■ **EXERCISE OBJECTIVE**
Output each record below exactly, leaving any picture out of the copy.
*** Opening of THE DATA ***
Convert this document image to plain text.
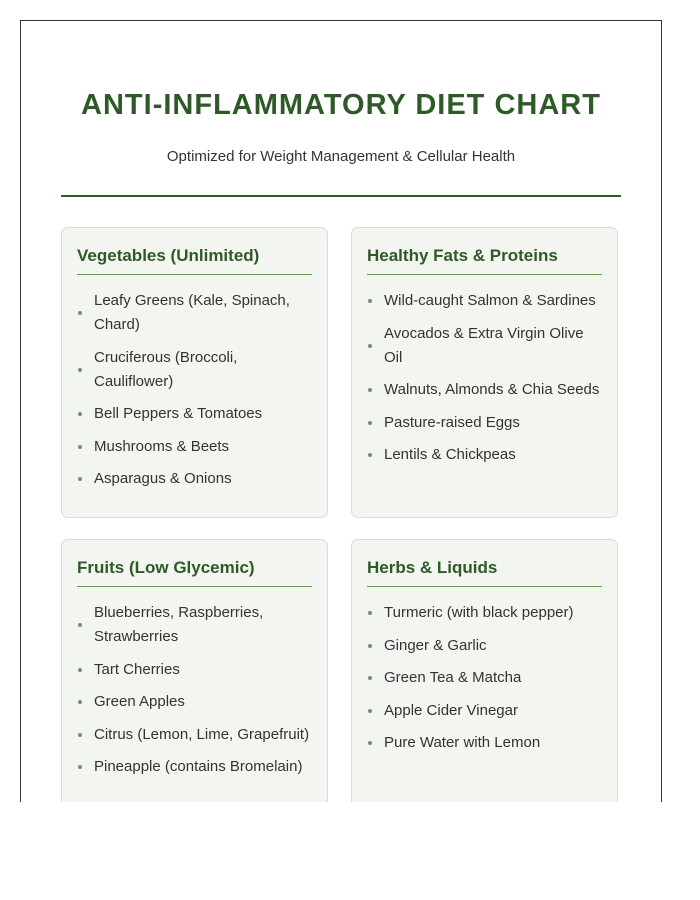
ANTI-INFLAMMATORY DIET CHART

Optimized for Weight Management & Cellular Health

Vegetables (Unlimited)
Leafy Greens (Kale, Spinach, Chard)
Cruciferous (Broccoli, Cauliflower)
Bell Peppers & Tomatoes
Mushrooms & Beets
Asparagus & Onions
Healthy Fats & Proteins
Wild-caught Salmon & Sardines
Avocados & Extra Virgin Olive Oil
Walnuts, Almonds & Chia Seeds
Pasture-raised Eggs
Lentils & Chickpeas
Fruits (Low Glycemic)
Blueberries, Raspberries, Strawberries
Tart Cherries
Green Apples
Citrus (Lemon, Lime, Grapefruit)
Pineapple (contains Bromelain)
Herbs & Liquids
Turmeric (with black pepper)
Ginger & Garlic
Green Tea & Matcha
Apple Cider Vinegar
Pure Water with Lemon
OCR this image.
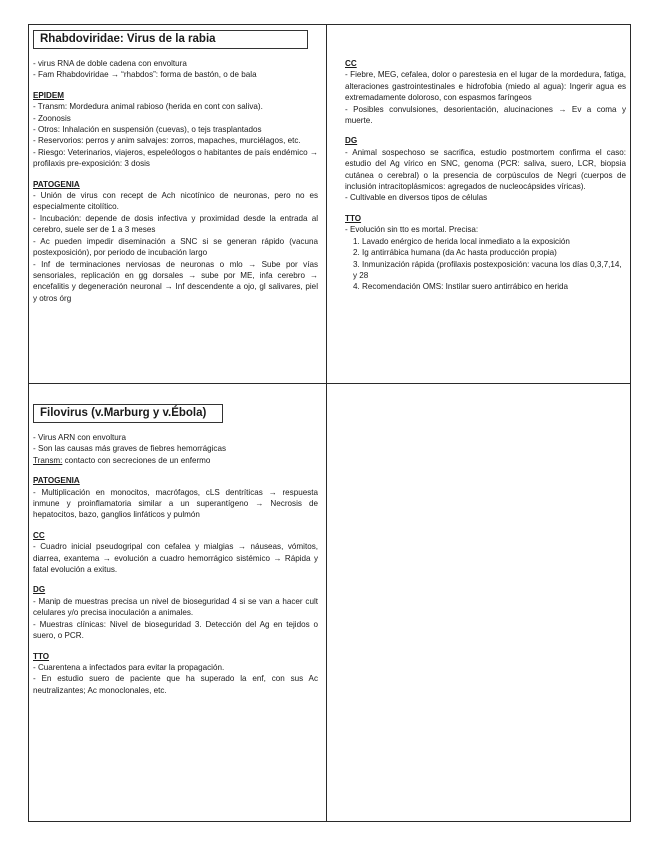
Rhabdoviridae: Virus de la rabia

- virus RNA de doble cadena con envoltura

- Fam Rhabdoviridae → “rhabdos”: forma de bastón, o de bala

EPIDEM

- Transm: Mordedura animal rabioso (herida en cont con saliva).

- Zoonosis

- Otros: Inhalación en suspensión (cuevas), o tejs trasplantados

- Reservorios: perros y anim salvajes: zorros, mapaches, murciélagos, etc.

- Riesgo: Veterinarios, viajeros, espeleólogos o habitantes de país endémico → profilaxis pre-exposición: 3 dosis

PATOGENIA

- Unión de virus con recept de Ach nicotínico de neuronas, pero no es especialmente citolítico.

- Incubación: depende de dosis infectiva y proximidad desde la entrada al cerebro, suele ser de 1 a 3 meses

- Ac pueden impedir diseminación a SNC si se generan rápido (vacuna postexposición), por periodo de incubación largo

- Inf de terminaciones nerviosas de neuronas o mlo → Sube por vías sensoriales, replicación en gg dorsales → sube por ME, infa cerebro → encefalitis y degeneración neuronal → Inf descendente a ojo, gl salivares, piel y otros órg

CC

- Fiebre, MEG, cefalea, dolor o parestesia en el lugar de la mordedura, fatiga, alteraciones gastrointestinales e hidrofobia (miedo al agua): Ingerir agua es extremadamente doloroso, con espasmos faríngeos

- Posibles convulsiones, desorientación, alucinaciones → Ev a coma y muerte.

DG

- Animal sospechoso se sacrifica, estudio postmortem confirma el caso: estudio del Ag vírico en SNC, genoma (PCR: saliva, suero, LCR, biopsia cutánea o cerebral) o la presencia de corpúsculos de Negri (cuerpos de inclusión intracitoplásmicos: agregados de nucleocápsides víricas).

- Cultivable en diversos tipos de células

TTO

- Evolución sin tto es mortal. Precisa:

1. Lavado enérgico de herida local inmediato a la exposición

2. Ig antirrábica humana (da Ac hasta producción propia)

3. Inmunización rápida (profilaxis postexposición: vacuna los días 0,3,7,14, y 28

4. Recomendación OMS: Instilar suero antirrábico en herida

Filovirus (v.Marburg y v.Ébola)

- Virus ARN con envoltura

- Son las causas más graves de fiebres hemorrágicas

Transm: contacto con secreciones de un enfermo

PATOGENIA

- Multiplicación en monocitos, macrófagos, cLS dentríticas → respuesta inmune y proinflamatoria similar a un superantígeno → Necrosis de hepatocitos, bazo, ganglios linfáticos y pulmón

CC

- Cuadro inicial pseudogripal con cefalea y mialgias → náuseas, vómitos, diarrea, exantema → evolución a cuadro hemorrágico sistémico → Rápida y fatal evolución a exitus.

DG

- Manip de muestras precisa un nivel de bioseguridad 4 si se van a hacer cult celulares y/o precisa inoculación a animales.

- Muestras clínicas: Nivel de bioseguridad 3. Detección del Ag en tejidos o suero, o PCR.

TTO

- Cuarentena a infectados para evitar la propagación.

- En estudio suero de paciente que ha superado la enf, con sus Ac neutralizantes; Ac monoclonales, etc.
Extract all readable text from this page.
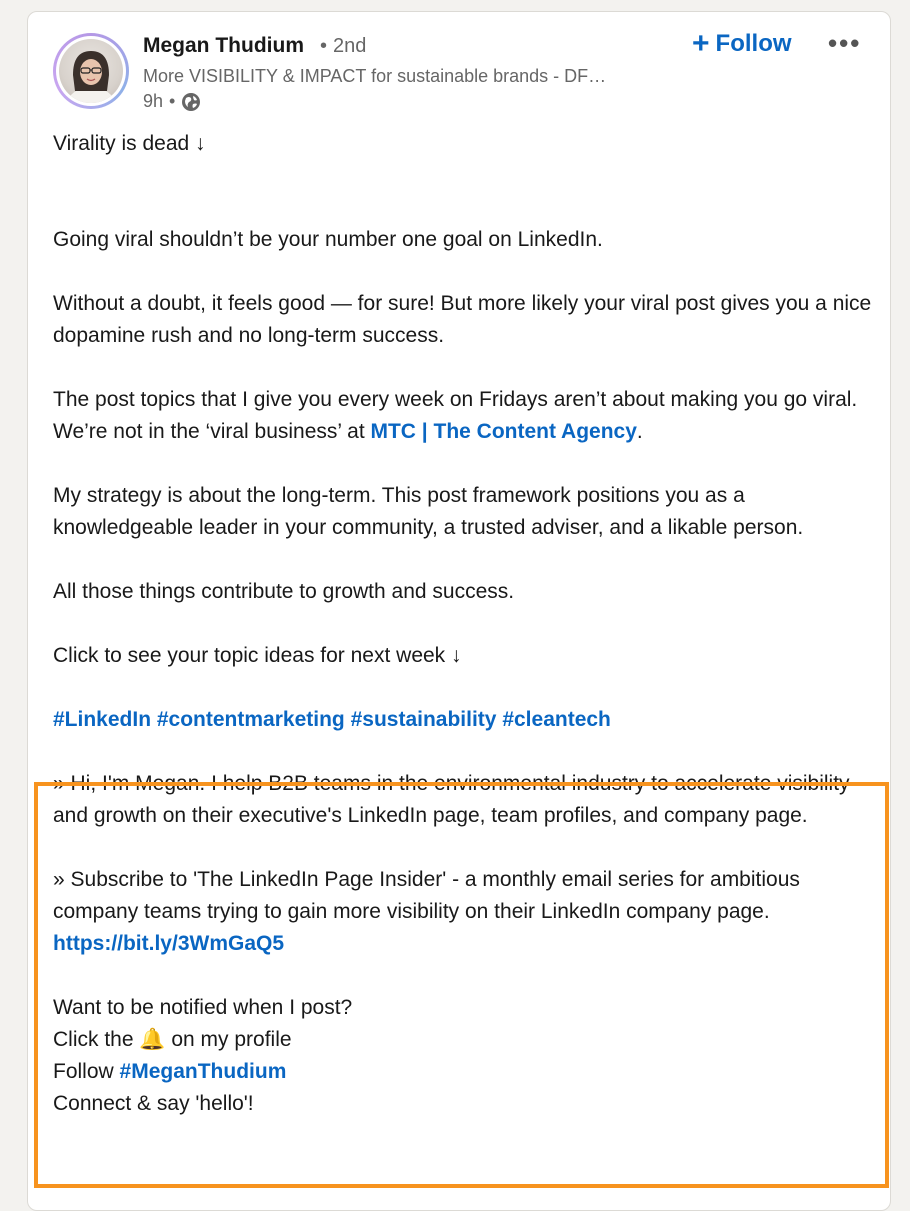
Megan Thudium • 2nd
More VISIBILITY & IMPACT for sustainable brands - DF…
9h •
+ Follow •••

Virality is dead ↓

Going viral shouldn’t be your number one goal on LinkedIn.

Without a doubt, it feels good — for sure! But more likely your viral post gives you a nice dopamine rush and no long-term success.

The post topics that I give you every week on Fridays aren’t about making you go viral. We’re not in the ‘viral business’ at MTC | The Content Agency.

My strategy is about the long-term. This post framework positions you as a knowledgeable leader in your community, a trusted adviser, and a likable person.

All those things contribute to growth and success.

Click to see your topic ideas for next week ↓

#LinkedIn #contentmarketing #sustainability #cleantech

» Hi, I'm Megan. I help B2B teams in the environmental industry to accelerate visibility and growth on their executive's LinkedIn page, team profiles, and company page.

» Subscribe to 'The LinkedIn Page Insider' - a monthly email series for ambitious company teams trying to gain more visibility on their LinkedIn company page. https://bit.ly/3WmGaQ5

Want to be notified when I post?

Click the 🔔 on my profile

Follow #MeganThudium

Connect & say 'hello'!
*** Close of THE DATA ***
■ **ANSWER TO THE PROBLEM**
Convert this document image to plain text.
ANTI-INFLAMMATORY DIET CHART

Optimized for Weight Management & Cellular Health

Vegetables (Unlimited)
Leafy Greens (Kale, Spinach, Chard)
Cruciferous (Broccoli, Cauliflower)
Bell Peppers & Tomatoes
Mushrooms & Beets
Asparagus & Onions
Healthy Fats & Proteins
Wild-caught Salmon & Sardines
Avocados & Extra Virgin Olive Oil
Walnuts, Almonds & Chia Seeds
Pasture-raised Eggs
Lentils & Chickpeas
Fruits (Low Glycemic)
Blueberries, Raspberries, Strawberries
Tart Cherries
Green Apples
Citrus (Lemon, Lime, Grapefruit)
Pineapple (contains Bromelain)
Herbs & Liquids
Turmeric (with black pepper)
Ginger & Garlic
Green Tea & Matcha
Apple Cider Vinegar
Pure Water with Lemon
OCR this image.
Rhabdoviridae: Virus de la rabia

- virus RNA de doble cadena con envoltura

- Fam Rhabdoviridae → “rhabdos”: forma de bastón, o de bala

EPIDEM

- Transm: Mordedura animal rabioso (herida en cont con saliva).

- Zoonosis

- Otros: Inhalación en suspensión (cuevas), o tejs trasplantados

- Reservorios: perros y anim salvajes: zorros, mapaches, murciélagos, etc.

- Riesgo: Veterinarios, viajeros, espeleólogos o habitantes de país endémico → profilaxis pre-exposición: 3 dosis

PATOGENIA

- Unión de virus con recept de Ach nicotínico de neuronas, pero no es especialmente citolítico.

- Incubación: depende de dosis infectiva y proximidad desde la entrada al cerebro, suele ser de 1 a 3 meses

- Ac pueden impedir diseminación a SNC si se generan rápido (vacuna postexposición), por periodo de incubación largo

- Inf de terminaciones nerviosas de neuronas o mlo → Sube por vías sensoriales, replicación en gg dorsales → sube por ME, infa cerebro → encefalitis y degeneración neuronal → Inf descendente a ojo, gl salivares, piel y otros órg

CC

- Fiebre, MEG, cefalea, dolor o parestesia en el lugar de la mordedura, fatiga, alteraciones gastrointestinales e hidrofobia (miedo al agua): Ingerir agua es extremadamente doloroso, con espasmos faríngeos

- Posibles convulsiones, desorientación, alucinaciones → Ev a coma y muerte.

DG

- Animal sospechoso se sacrifica, estudio postmortem confirma el caso: estudio del Ag vírico en SNC, genoma (PCR: saliva, suero, LCR, biopsia cutánea o cerebral) o la presencia de corpúsculos de Negri (cuerpos de inclusión intracitoplásmicos: agregados de nucleocápsides víricas).

- Cultivable en diversos tipos de células

TTO

- Evolución sin tto es mortal. Precisa:

1. Lavado enérgico de herida local inmediato a la exposición

2. Ig antirrábica humana (da Ac hasta producción propia)

3. Inmunización rápida (profilaxis postexposición: vacuna los días 0,3,7,14, y 28

4. Recomendación OMS: Instilar suero antirrábico en herida

Filovirus (v.Marburg y v.Ébola)

- Virus ARN con envoltura

- Son las causas más graves de fiebres hemorrágicas

Transm: contacto con secreciones de un enfermo

PATOGENIA

- Multiplicación en monocitos, macrófagos, cLS dentríticas → respuesta inmune y proinflamatoria similar a un superantígeno → Necrosis de hepatocitos, bazo, ganglios linfáticos y pulmón

CC

- Cuadro inicial pseudogripal con cefalea y mialgias → náuseas, vómitos, diarrea, exantema → evolución a cuadro hemorrágico sistémico → Rápida y fatal evolución a exitus.

DG

- Manip de muestras precisa un nivel de bioseguridad 4 si se van a hacer cult celulares y/o precisa inoculación a animales.

- Muestras clínicas: Nivel de bioseguridad 3. Detección del Ag en tejidos o suero, o PCR.

TTO

- Cuarentena a infectados para evitar la propagación.

- En estudio suero de paciente que ha superado la enf, con sus Ac neutralizantes; Ac monoclonales, etc.
Extract all readable text from this page.
Megan Thudium • 2nd
More VISIBILITY & IMPACT for sustainable brands - DF…
9h •
+ Follow •••

Virality is dead ↓

Going viral shouldn’t be your number one goal on LinkedIn.

Without a doubt, it feels good — for sure! But more likely your viral post gives you a nice dopamine rush and no long-term success.

The post topics that I give you every week on Fridays aren’t about making you go viral. We’re not in the ‘viral business’ at MTC | The Content Agency.

My strategy is about the long-term. This post framework positions you as a knowledgeable leader in your community, a trusted adviser, and a likable person.

All those things contribute to growth and success.

Click to see your topic ideas for next week ↓

#LinkedIn #contentmarketing #sustainability #cleantech

» Hi, I'm Megan. I help B2B teams in the environmental industry to accelerate visibility and growth on their executive's LinkedIn page, team profiles, and company page.

» Subscribe to 'The LinkedIn Page Insider' - a monthly email series for ambitious company teams trying to gain more visibility on their LinkedIn company page. https://bit.ly/3WmGaQ5

Want to be notified when I post?

Click the 🔔 on my profile

Follow #MeganThudium

Connect & say 'hello'!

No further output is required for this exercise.